___ Record list
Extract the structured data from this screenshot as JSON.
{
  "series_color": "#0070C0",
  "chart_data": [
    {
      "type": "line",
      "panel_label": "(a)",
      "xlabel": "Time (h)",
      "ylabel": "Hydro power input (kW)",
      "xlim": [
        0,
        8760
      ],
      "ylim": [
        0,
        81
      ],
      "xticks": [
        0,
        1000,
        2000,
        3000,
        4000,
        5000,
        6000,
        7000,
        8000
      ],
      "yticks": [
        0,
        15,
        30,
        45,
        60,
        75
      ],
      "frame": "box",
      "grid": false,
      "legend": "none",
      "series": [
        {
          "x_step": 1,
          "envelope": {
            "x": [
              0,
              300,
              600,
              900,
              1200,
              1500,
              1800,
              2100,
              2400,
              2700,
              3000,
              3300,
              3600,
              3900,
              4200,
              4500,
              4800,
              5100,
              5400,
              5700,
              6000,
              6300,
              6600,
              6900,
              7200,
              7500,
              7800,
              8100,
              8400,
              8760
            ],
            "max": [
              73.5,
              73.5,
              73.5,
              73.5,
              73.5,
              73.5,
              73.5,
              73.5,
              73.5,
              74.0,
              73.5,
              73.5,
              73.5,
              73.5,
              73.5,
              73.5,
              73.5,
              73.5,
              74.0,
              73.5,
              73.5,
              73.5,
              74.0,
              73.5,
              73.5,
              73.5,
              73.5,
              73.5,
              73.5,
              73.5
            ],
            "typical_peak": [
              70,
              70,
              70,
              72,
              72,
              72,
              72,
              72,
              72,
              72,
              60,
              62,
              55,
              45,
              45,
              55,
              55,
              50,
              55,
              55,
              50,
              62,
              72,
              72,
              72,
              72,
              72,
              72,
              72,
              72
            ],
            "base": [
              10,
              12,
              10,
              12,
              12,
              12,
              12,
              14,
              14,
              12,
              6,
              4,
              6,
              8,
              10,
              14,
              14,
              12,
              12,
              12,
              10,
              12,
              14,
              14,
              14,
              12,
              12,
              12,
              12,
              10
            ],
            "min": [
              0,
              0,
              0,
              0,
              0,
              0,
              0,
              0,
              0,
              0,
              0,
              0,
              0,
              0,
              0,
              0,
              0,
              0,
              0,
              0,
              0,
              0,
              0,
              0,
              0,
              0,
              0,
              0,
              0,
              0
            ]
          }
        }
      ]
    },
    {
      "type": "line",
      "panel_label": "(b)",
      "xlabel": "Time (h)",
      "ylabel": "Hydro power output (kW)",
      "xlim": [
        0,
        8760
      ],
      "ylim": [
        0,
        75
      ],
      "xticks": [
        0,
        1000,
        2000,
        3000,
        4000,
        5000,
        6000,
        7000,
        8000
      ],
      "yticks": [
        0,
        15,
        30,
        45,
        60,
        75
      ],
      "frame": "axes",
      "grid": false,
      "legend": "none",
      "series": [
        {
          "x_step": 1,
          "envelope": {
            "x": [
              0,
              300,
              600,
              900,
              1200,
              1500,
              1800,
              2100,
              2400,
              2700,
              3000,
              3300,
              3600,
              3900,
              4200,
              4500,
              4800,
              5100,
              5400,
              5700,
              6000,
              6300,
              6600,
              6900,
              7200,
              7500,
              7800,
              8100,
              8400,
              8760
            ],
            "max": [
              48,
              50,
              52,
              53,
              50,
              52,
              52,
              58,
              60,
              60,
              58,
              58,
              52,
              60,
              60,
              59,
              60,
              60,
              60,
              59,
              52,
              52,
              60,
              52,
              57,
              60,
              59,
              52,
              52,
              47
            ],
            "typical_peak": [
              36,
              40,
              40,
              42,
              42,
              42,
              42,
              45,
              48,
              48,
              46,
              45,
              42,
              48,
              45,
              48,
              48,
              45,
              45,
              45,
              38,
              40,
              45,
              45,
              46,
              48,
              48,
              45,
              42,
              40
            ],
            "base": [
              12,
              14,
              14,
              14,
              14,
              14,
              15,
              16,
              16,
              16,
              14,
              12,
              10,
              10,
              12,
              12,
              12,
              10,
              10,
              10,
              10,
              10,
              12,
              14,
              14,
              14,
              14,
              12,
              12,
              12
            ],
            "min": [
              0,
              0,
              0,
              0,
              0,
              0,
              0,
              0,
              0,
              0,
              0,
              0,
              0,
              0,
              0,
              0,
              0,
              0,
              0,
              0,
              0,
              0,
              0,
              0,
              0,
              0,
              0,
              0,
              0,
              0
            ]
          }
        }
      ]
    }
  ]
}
______
Written task: Reproduce each record exactly as it appears.

Written response:
Extract the structured data from this screenshot as JSON.
{
  "series_color": "#0070C0",
  "chart_data": [
    {
      "type": "line",
      "panel_label": "(a)",
      "xlabel": "Time (h)",
      "ylabel": "Hydro power input (kW)",
      "xlim": [
        0,
        8760
      ],
      "ylim": [
        0,
        81
      ],
      "xticks": [
        0,
        1000,
        2000,
        3000,
        4000,
        5000,
        6000,
        7000,
        8000
      ],
      "yticks": [
        0,
        15,
        30,
        45,
        60,
        75
      ],
      "frame": "box",
      "grid": false,
      "legend": "none",
      "series": [
        {
          "x_step": 1,
          "envelope": {
            "x": [
              0,
              300,
              600,
              900,
              1200,
              1500,
              1800,
              2100,
              2400,
              2700,
              3000,
              3300,
              3600,
              3900,
              4200,
              4500,
              4800,
              5100,
              5400,
              5700,
              6000,
              6300,
              6600,
              6900,
              7200,
              7500,
              7800,
              8100,
              8400,
              8760
            ],
            "max": [
              73.5,
              73.5,
              73.5,
              73.5,
              73.5,
              73.5,
              73.5,
              73.5,
              73.5,
              74.0,
              73.5,
              73.5,
              73.5,
              73.5,
              73.5,
              73.5,
              73.5,
              73.5,
              74.0,
              73.5,
              73.5,
              73.5,
              74.0,
              73.5,
              73.5,
              73.5,
              73.5,
              73.5,
              73.5,
              73.5
            ],
            "typical_peak": [
              70,
              70,
              70,
              72,
              72,
              72,
              72,
              72,
              72,
              72,
              60,
              62,
              55,
              45,
              45,
              55,
              55,
              50,
              55,
              55,
              50,
              62,
              72,
              72,
              72,
              72,
              72,
              72,
              72,
              72
            ],
            "base": [
              10,
              12,
              10,
              12,
              12,
              12,
              12,
              14,
              14,
              12,
              6,
              4,
              6,
              8,
              10,
              14,
              14,
              12,
              12,
              12,
              10,
              12,
              14,
              14,
              14,
              12,
              12,
              12,
              12,
              10
            ],
            "min": [
              0,
              0,
              0,
              0,
              0,
              0,
              0,
              0,
              0,
              0,
              0,
              0,
              0,
              0,
              0,
              0,
              0,
              0,
              0,
              0,
              0,
              0,
              0,
              0,
              0,
              0,
              0,
              0,
              0,
              0
            ]
          }
        }
      ]
    },
    {
      "type": "line",
      "panel_label": "(b)",
      "xlabel": "Time (h)",
      "ylabel": "Hydro power output (kW)",
      "xlim": [
        0,
        8760
      ],
      "ylim": [
        0,
        75
      ],
      "xticks": [
        0,
        1000,
        2000,
        3000,
        4000,
        5000,
        6000,
        7000,
        8000
      ],
      "yticks": [
        0,
        15,
        30,
        45,
        60,
        75
      ],
      "frame": "axes",
      "grid": false,
      "legend": "none",
      "series": [
        {
          "x_step": 1,
          "envelope": {
            "x": [
              0,
              300,
              600,
              900,
              1200,
              1500,
              1800,
              2100,
              2400,
              2700,
              3000,
              3300,
              3600,
              3900,
              4200,
              4500,
              4800,
              5100,
              5400,
              5700,
              6000,
              6300,
              6600,
              6900,
              7200,
              7500,
              7800,
              8100,
              8400,
              8760
            ],
            "max": [
              48,
              50,
              52,
              53,
              50,
              52,
              52,
              58,
              60,
              60,
              58,
              58,
              52,
              60,
              60,
              59,
              60,
              60,
              60,
              59,
              52,
              52,
              60,
              52,
              57,
              60,
              59,
              52,
              52,
              47
            ],
            "typical_peak": [
              36,
              40,
              40,
              42,
              42,
              42,
              42,
              45,
              48,
              48,
              46,
              45,
              42,
              48,
              45,
              48,
              48,
              45,
              45,
              45,
              38,
              40,
              45,
              45,
              46,
              48,
              48,
              45,
              42,
              40
            ],
            "base": [
              12,
              14,
              14,
              14,
              14,
              14,
              15,
              16,
              16,
              16,
              14,
              12,
              10,
              10,
              12,
              12,
              12,
              10,
              10,
              10,
              10,
              10,
              12,
              14,
              14,
              14,
              14,
              12,
              12,
              12
            ],
            "min": [
              0,
              0,
              0,
              0,
              0,
              0,
              0,
              0,
              0,
              0,
              0,
              0,
              0,
              0,
              0,
              0,
              0,
              0,
              0,
              0,
              0,
              0,
              0,
              0,
              0,
              0,
              0,
              0,
              0,
              0
            ]
          }
        }
      ]
    }
  ]
}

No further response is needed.